■ EXERCISE:
Each line that holds the word "well" should be returned.

[Stored records]
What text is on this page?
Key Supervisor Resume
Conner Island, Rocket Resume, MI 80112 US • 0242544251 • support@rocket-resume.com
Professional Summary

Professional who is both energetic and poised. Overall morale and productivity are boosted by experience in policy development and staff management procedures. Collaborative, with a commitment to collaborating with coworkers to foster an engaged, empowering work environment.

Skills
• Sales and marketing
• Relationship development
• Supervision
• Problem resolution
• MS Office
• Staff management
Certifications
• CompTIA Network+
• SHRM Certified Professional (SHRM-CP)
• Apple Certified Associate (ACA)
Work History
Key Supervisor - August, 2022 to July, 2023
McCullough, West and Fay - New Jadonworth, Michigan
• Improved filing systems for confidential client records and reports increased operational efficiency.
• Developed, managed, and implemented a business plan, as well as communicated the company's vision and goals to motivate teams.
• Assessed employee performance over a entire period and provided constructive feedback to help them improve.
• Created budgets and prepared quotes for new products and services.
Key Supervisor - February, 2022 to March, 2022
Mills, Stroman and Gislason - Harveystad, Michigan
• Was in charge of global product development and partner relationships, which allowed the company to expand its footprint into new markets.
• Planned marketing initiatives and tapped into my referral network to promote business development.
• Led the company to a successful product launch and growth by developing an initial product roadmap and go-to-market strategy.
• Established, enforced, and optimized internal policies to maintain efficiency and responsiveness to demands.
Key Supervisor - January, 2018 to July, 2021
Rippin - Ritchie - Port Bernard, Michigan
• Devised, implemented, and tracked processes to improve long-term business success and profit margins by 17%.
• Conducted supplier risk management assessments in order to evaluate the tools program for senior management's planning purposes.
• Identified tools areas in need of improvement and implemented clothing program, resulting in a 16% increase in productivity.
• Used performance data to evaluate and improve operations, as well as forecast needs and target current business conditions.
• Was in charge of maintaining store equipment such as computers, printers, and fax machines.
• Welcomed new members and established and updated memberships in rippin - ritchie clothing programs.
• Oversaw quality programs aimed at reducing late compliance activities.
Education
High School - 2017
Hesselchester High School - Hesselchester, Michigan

■ RESPONSE TO THIS TASK:
• Developed, managed, and implemented a business plan, as well as communicated the company's vision and goals to motivate teams.
• Used performance data to evaluate and improve operations, as well as forecast needs and target current business conditions.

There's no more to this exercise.